ESTRATTO DELLA FONTE
++++++
Il corsivo della parola truffa indica... che è usata in italiano. Questa analisi potrebbe molto insegnare ai tanti che cercano la chiave di attualissime forme borghesi. Ma attenti, Engels non propone una campagna per la piena forma democratica contro il bonapartismo tedesco, col motivo che questa sia forma borghese di ritorno all'indietro! Essa è stata la via per trarre la Prussia dal tempo feudale, dall'essere ancora uno Stato «mezzo feudale». Le formule di Engels sono sempre cristalline:
«Il bonapartismo è in ogni caso una forma moderna di Stato che ha come suo presupposto la soppressione del feudalesimo».
Scherzando, Engels mette al 1900 la fine di questa stentata borghesizzazione del potere tedesco, ma ad ogni passo augura che la forza proletaria possa presto abbattere, in fascio, nobili, junkers, proprietari fondiari e industriali borghesi.
Arrivati al 1914, lo sviluppo economico tedesco è divenuto uno dei fatti preminenti sulla scena mondiale: i suoi dati conducono Lenin ad indicarlo come uno degli imperialismi-tipo.
++++++
DATI FORNITI
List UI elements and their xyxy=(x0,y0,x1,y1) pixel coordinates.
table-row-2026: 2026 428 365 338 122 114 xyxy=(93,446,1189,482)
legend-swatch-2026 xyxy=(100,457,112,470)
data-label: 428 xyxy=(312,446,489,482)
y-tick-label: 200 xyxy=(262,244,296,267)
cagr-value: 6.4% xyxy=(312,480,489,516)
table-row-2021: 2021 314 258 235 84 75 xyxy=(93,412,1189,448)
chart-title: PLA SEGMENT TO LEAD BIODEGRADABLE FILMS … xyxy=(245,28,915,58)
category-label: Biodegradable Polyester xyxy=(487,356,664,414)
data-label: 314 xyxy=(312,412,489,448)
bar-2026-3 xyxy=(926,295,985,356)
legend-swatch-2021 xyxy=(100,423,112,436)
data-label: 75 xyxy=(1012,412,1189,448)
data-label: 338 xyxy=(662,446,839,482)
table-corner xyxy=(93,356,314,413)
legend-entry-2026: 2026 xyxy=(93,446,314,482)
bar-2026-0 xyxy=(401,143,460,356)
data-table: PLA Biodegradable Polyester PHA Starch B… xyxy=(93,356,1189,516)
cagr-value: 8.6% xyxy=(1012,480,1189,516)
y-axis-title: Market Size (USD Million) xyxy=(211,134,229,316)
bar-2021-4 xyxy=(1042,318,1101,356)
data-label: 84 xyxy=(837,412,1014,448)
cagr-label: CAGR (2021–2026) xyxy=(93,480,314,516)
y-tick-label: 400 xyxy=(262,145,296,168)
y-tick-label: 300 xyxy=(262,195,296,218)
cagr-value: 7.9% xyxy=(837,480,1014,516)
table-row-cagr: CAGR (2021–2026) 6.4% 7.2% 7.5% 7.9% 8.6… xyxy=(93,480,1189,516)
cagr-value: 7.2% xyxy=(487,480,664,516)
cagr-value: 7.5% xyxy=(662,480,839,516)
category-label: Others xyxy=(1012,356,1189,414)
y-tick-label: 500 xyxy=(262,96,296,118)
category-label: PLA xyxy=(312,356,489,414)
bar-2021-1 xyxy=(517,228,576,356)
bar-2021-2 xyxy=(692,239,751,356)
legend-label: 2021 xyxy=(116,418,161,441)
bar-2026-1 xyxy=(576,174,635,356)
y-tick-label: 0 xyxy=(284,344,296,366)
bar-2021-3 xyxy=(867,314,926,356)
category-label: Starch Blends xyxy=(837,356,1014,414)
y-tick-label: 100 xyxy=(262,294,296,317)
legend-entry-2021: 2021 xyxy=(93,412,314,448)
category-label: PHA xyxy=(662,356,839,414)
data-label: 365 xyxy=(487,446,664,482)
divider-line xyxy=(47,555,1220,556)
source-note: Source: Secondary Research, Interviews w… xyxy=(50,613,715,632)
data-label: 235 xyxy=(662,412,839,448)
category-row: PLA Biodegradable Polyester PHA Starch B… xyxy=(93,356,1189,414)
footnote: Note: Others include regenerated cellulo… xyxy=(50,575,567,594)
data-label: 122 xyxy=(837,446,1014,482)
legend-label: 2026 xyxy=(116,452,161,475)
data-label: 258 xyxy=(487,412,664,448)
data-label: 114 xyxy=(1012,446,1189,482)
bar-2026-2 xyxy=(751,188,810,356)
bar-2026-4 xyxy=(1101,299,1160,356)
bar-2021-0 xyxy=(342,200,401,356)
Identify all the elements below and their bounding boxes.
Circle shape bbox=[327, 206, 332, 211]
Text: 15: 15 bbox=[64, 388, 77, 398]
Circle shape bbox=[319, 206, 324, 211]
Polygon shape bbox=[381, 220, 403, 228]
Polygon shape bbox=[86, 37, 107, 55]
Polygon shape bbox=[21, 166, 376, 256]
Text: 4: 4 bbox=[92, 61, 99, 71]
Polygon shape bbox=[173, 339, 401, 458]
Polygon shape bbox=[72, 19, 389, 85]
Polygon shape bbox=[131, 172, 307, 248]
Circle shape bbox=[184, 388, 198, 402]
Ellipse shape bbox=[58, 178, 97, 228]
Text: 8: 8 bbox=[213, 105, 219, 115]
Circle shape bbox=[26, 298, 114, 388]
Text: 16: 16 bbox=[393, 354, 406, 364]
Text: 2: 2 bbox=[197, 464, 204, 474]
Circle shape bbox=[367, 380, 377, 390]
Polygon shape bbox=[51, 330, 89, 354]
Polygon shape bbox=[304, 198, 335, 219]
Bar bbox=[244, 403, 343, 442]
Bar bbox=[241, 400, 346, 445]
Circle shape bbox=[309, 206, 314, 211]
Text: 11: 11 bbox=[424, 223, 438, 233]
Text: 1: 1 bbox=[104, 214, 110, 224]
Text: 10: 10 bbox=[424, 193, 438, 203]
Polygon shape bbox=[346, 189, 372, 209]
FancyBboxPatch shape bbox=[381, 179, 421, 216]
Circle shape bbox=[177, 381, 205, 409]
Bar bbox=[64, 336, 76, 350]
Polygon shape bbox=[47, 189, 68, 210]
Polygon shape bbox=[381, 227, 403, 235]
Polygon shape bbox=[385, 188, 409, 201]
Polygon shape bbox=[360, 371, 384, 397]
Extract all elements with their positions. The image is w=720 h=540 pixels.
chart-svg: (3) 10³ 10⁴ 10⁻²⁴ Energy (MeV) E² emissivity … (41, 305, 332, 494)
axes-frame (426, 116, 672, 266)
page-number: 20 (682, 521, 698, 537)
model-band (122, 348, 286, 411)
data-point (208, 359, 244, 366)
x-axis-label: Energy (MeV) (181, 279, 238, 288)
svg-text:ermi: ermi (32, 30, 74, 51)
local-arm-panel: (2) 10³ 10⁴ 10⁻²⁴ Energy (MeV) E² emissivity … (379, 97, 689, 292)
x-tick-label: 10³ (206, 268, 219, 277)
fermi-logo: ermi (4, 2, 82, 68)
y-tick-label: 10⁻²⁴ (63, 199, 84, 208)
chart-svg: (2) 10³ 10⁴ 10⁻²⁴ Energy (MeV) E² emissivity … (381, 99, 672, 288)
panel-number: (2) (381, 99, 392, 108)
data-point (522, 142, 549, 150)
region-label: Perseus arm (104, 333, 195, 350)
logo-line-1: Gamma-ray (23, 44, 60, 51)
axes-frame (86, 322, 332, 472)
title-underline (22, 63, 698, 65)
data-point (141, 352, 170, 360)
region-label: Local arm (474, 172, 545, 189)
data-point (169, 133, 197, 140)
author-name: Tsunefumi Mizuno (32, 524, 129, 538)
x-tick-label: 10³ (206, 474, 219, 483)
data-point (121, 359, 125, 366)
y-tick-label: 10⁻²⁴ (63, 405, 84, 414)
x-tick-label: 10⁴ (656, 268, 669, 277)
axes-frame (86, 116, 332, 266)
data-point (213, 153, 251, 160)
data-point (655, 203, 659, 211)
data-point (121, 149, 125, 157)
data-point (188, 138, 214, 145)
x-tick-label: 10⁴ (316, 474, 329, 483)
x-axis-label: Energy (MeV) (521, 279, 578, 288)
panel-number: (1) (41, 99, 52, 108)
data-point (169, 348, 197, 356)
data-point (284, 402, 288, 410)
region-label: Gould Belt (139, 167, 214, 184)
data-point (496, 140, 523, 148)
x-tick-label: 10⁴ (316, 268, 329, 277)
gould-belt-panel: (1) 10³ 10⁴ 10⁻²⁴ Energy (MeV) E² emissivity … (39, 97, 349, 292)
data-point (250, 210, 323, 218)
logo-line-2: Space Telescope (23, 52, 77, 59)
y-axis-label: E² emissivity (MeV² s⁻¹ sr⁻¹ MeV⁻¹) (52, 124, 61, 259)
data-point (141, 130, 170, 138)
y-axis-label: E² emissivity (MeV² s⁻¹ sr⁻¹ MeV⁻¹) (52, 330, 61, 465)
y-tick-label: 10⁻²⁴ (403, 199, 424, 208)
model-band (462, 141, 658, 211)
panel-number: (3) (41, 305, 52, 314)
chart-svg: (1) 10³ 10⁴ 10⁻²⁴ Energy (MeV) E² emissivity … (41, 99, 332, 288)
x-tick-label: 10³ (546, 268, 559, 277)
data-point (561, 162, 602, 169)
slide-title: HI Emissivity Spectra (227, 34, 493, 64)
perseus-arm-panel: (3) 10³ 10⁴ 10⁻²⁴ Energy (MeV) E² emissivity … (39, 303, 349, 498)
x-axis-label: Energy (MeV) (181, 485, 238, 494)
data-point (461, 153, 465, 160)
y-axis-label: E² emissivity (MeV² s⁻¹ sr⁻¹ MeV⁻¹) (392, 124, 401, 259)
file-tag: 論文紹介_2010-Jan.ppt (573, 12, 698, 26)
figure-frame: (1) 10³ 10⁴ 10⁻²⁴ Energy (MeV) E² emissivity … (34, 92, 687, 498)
++++++
ISTRUZIONE 1
Riscrivi in forma più breve il paragrafo del testo sul bonapartismo che comincia con «Scherzando, Engels mette al 1900», mantenendone i fatti principali.
ISTRUZIONE 2
Estrai dal testo sul bonapartismo, parola per parola, il passo che si apre con le parole contenenti "Scherzando, Engels mette" e si chiude con "e industriali borghesi.".

RISPOSTA ATTESA 1
Engels fissa per scherzo al 1900 la fine della lenta borghesizzazione del potere tedesco, ma spera sempre che il proletariato abbatta presto, tutti insieme, nobili, junkers, proprietari fondiari e industriali borghesi.

RISPOSTA ATTESA 2
Scherzando, Engels mette al 1900 la fine di questa stentata borghesizzazione del potere tedesco, ma ad ogni passo augura che la forza proletaria possa presto abbattere, in fascio, nobili, junkers, proprietari fondiari e industriali borghesi.